Task:
Reproduce every line of the material below word for word, omitting the picture.

── Data records ──

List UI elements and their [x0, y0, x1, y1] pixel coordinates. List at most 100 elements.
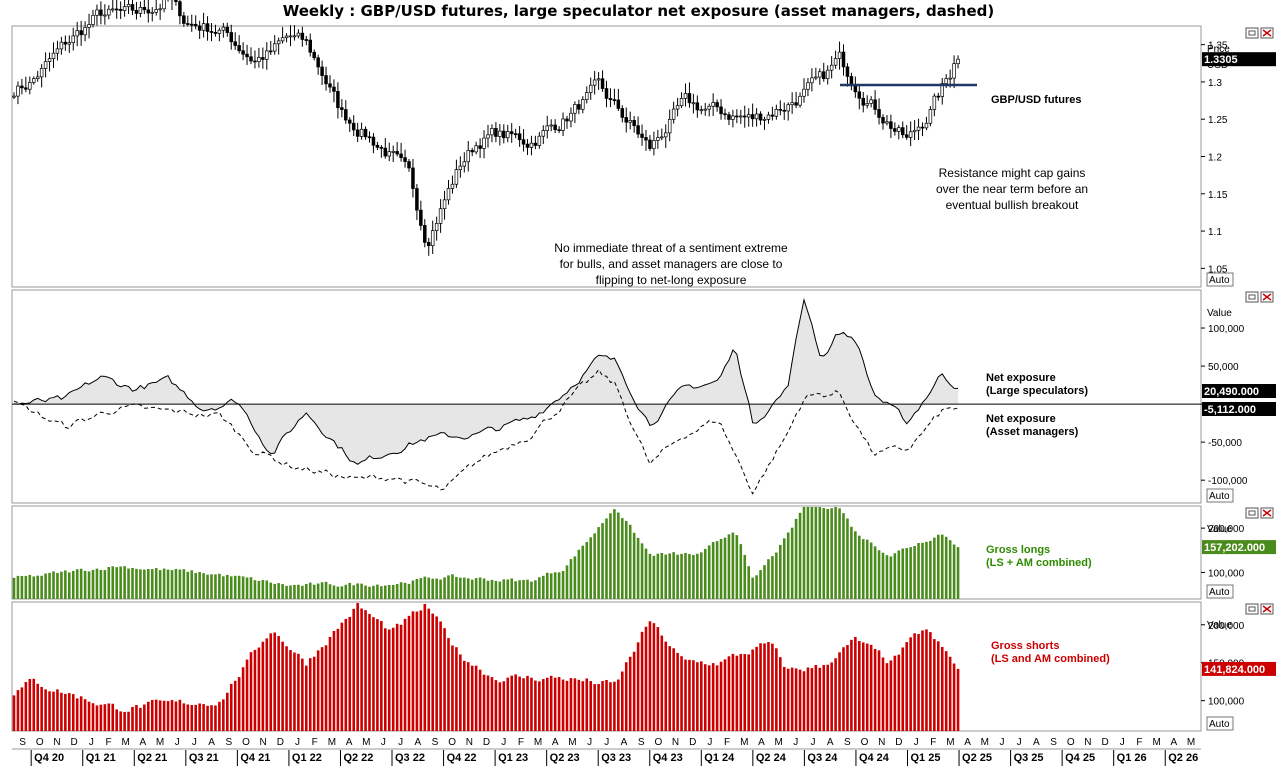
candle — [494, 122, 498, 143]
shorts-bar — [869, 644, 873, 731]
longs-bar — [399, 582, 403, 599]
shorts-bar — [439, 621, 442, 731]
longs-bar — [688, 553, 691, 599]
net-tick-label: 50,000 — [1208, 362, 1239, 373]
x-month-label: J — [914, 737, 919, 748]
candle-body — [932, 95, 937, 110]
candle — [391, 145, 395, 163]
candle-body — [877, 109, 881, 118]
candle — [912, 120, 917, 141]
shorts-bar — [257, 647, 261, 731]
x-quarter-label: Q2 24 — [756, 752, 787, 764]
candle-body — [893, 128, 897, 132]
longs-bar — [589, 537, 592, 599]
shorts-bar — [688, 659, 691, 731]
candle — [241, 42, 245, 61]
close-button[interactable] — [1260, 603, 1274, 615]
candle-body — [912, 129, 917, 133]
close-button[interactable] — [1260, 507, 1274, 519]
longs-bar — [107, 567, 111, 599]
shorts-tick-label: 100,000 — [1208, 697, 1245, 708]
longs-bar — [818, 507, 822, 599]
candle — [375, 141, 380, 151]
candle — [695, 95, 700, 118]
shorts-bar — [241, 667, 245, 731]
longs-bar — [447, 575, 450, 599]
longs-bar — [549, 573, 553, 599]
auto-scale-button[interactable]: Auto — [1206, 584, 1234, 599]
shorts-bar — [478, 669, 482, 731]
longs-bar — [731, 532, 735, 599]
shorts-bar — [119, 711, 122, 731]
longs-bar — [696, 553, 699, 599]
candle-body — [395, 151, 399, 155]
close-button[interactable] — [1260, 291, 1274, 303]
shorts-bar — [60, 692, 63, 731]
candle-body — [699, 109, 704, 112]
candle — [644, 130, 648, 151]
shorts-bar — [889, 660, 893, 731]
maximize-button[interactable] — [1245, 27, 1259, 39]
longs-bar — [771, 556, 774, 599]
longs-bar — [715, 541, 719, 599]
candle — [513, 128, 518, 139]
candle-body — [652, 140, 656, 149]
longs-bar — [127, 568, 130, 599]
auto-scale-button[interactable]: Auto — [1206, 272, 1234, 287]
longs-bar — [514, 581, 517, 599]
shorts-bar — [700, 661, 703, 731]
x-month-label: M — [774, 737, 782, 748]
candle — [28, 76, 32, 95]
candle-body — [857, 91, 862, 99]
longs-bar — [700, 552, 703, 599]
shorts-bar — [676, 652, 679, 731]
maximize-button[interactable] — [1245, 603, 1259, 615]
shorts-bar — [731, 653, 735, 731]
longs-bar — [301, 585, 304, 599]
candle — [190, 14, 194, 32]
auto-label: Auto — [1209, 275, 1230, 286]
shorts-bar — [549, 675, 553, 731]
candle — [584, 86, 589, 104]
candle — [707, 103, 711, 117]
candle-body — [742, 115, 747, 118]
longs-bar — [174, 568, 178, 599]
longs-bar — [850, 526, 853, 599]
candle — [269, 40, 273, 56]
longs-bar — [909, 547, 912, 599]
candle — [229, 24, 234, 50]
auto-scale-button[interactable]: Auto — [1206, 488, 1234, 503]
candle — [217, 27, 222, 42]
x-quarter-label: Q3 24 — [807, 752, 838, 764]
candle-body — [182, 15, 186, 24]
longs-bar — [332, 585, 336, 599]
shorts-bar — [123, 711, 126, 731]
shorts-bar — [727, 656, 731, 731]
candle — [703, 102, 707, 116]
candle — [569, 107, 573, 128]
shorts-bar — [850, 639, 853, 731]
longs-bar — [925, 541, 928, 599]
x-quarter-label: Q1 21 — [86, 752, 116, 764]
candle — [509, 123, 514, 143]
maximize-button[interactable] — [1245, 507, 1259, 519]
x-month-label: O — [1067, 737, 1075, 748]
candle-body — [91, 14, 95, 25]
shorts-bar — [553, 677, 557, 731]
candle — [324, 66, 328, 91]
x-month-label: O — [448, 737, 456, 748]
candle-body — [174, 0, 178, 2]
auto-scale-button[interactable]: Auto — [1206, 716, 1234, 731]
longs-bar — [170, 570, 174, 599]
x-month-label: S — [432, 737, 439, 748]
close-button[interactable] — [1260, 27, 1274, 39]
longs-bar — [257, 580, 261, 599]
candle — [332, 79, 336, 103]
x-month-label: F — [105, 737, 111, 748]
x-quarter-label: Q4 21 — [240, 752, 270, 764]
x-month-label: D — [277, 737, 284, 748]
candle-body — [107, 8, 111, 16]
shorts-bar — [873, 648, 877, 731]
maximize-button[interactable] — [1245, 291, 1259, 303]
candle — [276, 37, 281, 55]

───

Expected output:
List UI elements and their [x0, y0, x1, y1] pixel coordinates. List at most 100 elements.
candle — [494, 122, 498, 143]
shorts-bar — [869, 644, 873, 731]
longs-bar — [399, 582, 403, 599]
shorts-bar — [439, 621, 442, 731]
longs-bar — [688, 553, 691, 599]
net-tick-label: 50,000 — [1208, 362, 1239, 373]
x-month-label: J — [914, 737, 919, 748]
candle-body — [932, 95, 937, 110]
candle — [391, 145, 395, 163]
candle-body — [877, 109, 881, 118]
candle — [912, 120, 917, 141]
shorts-bar — [257, 647, 261, 731]
x-quarter-label: Q2 24 — [756, 752, 787, 764]
candle-body — [893, 128, 897, 132]
longs-bar — [589, 537, 592, 599]
shorts-bar — [688, 659, 691, 731]
candle — [241, 42, 245, 61]
close-button[interactable] — [1260, 603, 1274, 615]
candle-body — [912, 129, 917, 133]
close-button[interactable] — [1260, 507, 1274, 519]
longs-bar — [107, 567, 111, 599]
shorts-tick-label: 100,000 — [1208, 697, 1245, 708]
longs-bar — [818, 507, 822, 599]
candle — [375, 141, 380, 151]
candle — [695, 95, 700, 118]
shorts-bar — [241, 667, 245, 731]
longs-bar — [447, 575, 450, 599]
longs-bar — [549, 573, 553, 599]
auto-scale-button[interactable]: Auto — [1206, 584, 1234, 599]
shorts-bar — [478, 669, 482, 731]
longs-bar — [731, 532, 735, 599]
shorts-bar — [119, 711, 122, 731]
longs-bar — [696, 553, 699, 599]
candle-body — [395, 151, 399, 155]
close-button[interactable] — [1260, 291, 1274, 303]
shorts-bar — [60, 692, 63, 731]
candle-body — [699, 109, 704, 112]
candle — [644, 130, 648, 151]
shorts-bar — [889, 660, 893, 731]
maximize-button[interactable] — [1245, 27, 1259, 39]
longs-bar — [771, 556, 774, 599]
longs-bar — [715, 541, 719, 599]
candle — [513, 128, 518, 139]
candle-body — [652, 140, 656, 149]
longs-bar — [127, 568, 130, 599]
auto-scale-button[interactable]: Auto — [1206, 272, 1234, 287]
longs-bar — [514, 581, 517, 599]
shorts-bar — [700, 661, 703, 731]
x-month-label: M — [774, 737, 782, 748]
candle — [28, 76, 32, 95]
candle-body — [857, 91, 862, 99]
longs-bar — [700, 552, 703, 599]
shorts-bar — [676, 652, 679, 731]
maximize-button[interactable] — [1245, 603, 1259, 615]
shorts-bar — [731, 653, 735, 731]
longs-bar — [301, 585, 304, 599]
candle — [190, 14, 194, 32]
auto-label: Auto — [1209, 275, 1230, 286]
shorts-bar — [549, 675, 553, 731]
candle — [584, 86, 589, 104]
candle — [707, 103, 711, 117]
candle-body — [742, 115, 747, 118]
longs-bar — [174, 568, 178, 599]
longs-bar — [850, 526, 853, 599]
candle — [269, 40, 273, 56]
longs-bar — [909, 547, 912, 599]
candle — [229, 24, 234, 50]
auto-scale-button[interactable]: Auto — [1206, 488, 1234, 503]
candle — [217, 27, 222, 42]
x-quarter-label: Q3 24 — [807, 752, 838, 764]
candle-body — [182, 15, 186, 24]
longs-bar — [332, 585, 336, 599]
shorts-bar — [123, 711, 126, 731]
shorts-bar — [727, 656, 731, 731]
candle — [703, 102, 707, 116]
candle — [569, 107, 573, 128]
shorts-bar — [850, 639, 853, 731]
longs-bar — [925, 541, 928, 599]
x-quarter-label: Q1 21 — [86, 752, 116, 764]
candle — [509, 123, 514, 143]
maximize-button[interactable] — [1245, 507, 1259, 519]
x-month-label: O — [1067, 737, 1075, 748]
candle-body — [91, 14, 95, 25]
shorts-bar — [553, 677, 557, 731]
candle — [324, 66, 328, 91]
x-month-label: O — [448, 737, 456, 748]
candle-body — [174, 0, 178, 2]
auto-scale-button[interactable]: Auto — [1206, 716, 1234, 731]
longs-bar — [170, 570, 174, 599]
x-month-label: S — [432, 737, 439, 748]
close-button[interactable] — [1260, 27, 1274, 39]
longs-bar — [257, 580, 261, 599]
candle — [332, 79, 336, 103]
x-month-label: F — [105, 737, 111, 748]
x-quarter-label: Q4 21 — [240, 752, 270, 764]
x-month-label: D — [277, 737, 284, 748]
candle-body — [107, 8, 111, 16]
shorts-bar — [873, 648, 877, 731]
maximize-button[interactable] — [1245, 291, 1259, 303]
candle — [276, 37, 281, 55]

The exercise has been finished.